Start of Listed records

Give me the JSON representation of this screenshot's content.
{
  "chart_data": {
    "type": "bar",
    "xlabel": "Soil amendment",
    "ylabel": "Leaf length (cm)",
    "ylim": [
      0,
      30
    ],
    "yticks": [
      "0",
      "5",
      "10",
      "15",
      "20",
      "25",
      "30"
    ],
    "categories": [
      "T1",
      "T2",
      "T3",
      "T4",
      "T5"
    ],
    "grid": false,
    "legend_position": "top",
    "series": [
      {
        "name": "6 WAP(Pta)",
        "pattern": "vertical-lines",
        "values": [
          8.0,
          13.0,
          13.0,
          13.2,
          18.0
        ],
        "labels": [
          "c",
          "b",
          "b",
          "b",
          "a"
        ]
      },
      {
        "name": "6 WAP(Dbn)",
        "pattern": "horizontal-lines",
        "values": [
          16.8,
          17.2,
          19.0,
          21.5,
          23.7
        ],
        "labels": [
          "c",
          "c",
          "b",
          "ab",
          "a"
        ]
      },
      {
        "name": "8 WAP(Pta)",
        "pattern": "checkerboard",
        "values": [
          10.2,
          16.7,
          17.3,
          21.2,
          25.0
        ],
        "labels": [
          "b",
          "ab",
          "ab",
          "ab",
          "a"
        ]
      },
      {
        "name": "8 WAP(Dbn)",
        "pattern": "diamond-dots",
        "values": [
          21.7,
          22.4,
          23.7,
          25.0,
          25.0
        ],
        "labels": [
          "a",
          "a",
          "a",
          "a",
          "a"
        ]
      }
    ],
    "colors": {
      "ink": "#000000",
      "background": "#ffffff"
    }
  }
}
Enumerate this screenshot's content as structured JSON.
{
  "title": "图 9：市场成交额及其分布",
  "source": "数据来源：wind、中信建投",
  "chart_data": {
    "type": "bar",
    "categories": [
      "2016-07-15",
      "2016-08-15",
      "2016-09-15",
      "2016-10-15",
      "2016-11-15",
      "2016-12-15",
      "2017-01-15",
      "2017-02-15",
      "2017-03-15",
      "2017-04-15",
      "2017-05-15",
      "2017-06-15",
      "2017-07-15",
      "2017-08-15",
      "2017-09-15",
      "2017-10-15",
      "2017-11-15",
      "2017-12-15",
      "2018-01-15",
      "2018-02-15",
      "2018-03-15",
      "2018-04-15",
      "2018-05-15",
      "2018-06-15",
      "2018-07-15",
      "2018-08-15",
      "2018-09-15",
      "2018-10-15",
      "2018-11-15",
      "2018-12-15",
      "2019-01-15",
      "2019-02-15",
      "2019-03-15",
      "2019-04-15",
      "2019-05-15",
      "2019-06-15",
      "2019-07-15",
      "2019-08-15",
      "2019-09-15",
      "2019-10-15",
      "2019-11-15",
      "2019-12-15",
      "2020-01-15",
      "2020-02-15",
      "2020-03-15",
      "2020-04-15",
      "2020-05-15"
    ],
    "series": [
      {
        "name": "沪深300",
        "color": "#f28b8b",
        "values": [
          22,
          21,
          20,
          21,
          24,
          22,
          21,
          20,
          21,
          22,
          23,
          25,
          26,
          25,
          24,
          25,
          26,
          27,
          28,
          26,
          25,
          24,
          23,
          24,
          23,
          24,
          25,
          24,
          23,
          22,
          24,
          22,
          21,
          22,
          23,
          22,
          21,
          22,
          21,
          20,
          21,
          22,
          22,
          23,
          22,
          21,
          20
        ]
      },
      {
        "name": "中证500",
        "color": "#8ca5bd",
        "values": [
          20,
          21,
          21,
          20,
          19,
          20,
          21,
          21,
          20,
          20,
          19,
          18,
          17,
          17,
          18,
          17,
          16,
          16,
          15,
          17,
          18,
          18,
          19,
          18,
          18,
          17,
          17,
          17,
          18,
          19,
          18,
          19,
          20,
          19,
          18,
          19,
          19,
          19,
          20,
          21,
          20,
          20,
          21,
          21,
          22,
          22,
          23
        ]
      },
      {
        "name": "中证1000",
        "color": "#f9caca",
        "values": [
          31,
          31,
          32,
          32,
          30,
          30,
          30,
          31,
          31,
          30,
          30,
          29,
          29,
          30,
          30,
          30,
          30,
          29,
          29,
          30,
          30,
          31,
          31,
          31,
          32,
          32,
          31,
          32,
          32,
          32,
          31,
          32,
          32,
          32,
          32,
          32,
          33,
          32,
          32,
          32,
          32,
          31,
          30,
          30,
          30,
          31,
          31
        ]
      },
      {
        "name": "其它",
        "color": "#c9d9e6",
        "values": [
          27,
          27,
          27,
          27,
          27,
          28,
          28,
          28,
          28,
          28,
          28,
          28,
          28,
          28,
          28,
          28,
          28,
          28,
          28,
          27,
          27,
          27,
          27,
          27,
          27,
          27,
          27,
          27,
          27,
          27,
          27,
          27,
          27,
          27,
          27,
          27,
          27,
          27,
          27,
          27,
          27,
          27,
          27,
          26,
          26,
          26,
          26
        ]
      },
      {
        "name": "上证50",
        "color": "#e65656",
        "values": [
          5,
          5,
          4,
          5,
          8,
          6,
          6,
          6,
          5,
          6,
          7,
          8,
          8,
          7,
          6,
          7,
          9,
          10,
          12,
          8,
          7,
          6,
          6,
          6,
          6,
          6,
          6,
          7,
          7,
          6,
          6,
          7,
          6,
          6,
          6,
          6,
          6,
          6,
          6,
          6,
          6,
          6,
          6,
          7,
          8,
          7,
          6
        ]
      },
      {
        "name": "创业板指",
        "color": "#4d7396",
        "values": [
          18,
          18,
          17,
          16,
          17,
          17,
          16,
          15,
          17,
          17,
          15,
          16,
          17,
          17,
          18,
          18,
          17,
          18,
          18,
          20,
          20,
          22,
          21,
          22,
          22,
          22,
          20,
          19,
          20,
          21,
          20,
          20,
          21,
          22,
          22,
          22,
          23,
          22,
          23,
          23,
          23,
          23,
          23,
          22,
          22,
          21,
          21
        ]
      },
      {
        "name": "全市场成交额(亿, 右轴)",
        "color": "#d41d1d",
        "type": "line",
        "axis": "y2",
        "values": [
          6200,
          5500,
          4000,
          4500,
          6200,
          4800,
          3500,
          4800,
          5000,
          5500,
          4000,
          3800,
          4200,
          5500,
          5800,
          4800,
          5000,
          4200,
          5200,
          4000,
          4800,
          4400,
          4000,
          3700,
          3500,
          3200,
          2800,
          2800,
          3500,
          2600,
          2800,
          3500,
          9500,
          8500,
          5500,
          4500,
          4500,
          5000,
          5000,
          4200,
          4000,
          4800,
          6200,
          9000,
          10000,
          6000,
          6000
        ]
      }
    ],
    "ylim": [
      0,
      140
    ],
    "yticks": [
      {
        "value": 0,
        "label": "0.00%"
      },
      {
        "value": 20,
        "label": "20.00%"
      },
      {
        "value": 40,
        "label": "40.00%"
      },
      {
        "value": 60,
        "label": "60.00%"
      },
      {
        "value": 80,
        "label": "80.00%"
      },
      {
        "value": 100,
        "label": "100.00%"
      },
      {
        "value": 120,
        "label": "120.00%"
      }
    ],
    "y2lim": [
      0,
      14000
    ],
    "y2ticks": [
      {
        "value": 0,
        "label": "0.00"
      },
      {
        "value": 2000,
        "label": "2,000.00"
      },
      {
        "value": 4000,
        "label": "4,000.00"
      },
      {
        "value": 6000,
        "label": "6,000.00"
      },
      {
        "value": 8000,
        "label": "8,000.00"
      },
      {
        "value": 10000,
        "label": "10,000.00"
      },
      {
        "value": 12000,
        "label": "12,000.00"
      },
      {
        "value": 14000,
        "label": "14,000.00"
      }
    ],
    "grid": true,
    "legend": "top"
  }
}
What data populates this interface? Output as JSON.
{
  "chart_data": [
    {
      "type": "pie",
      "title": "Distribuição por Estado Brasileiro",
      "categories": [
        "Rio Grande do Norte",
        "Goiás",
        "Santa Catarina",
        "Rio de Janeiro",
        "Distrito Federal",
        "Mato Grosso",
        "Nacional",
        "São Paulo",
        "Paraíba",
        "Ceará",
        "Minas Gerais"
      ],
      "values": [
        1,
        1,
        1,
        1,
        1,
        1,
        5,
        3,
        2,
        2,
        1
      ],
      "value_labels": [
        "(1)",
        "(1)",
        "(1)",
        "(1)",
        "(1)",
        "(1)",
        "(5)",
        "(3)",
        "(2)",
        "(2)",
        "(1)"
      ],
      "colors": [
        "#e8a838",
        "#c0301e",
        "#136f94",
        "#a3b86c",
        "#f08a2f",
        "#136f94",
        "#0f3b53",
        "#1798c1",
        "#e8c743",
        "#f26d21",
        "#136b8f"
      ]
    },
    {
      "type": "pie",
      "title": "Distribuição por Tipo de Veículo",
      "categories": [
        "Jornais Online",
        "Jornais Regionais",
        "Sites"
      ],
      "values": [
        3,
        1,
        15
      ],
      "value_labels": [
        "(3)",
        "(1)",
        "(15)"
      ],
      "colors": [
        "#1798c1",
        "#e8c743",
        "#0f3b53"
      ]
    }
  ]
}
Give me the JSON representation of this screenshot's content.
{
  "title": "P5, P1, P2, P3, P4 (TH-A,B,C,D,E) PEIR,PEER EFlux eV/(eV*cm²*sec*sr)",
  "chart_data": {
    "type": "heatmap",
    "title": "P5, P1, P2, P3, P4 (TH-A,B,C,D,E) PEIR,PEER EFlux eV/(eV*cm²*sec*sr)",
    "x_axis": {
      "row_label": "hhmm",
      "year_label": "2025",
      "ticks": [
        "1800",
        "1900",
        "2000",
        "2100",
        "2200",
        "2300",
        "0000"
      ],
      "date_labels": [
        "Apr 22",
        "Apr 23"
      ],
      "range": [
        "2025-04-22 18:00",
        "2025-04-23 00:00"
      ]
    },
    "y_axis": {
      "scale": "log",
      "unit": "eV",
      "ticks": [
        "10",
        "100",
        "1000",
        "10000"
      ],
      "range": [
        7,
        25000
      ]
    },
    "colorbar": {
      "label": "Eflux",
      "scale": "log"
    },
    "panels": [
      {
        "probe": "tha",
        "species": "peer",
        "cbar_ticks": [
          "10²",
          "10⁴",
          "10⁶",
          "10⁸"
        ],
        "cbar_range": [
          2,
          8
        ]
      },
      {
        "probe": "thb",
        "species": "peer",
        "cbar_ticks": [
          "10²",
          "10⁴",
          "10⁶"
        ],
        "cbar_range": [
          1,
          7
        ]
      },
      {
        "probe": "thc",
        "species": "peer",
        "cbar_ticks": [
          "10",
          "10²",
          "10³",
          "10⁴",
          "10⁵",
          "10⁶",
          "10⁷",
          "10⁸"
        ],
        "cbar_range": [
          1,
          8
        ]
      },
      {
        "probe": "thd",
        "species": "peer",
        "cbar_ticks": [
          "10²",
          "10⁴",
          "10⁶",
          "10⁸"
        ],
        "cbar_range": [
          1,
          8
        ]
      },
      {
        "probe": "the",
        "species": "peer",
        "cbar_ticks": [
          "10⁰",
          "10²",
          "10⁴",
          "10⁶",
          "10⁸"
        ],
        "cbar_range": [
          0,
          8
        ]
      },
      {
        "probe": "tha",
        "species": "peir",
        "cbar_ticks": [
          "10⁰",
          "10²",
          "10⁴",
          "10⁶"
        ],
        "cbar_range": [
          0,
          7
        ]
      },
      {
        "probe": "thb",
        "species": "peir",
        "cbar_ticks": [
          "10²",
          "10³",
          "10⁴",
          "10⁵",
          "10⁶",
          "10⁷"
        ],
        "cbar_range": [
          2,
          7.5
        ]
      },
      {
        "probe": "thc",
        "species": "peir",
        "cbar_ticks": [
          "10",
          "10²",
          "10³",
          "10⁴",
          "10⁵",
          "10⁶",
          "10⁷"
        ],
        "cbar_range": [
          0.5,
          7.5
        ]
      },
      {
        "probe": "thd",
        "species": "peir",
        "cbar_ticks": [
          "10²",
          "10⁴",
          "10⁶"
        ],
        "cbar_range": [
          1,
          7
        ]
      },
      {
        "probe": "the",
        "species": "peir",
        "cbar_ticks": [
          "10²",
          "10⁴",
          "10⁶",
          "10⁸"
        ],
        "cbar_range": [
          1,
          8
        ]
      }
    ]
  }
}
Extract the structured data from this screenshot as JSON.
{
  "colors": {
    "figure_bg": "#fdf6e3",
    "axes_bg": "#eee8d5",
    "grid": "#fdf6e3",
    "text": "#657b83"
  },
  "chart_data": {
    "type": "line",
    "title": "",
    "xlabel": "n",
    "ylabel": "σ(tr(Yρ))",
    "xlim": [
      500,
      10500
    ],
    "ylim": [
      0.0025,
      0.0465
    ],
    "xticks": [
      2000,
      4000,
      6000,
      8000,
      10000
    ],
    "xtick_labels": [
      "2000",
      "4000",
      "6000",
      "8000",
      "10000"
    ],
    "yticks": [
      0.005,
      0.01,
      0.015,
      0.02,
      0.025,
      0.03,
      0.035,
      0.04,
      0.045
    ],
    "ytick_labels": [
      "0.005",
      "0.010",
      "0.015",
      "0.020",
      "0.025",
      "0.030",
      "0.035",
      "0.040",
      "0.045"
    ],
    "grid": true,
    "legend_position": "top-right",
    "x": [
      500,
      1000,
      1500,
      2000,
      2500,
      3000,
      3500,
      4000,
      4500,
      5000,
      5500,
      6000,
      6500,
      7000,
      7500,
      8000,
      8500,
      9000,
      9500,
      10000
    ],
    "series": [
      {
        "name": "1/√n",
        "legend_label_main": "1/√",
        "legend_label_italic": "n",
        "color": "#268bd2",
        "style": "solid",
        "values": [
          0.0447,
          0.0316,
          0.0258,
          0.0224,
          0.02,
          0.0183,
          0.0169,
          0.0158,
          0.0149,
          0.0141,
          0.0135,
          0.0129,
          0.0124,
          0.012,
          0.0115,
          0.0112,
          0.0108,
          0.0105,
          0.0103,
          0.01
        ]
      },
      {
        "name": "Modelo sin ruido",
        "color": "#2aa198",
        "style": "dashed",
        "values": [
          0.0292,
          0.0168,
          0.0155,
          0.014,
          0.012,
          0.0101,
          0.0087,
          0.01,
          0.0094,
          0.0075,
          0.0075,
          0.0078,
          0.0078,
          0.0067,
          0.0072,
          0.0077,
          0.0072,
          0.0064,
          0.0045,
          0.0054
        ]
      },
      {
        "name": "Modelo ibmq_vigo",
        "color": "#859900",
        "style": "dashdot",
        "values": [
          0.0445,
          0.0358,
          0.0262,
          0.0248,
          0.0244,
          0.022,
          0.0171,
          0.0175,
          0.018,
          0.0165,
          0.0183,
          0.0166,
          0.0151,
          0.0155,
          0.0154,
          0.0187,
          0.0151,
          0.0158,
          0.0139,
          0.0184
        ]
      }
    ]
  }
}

End of Listed records

Problem to work on
Find every line that holds "screenshot" and copy it.

The solution
Give me the JSON representation of this screenshot's content.
Enumerate this screenshot's content as structured JSON.
Give me the JSON representation of this screenshot's content.
Extract the structured data from this screenshot as JSON.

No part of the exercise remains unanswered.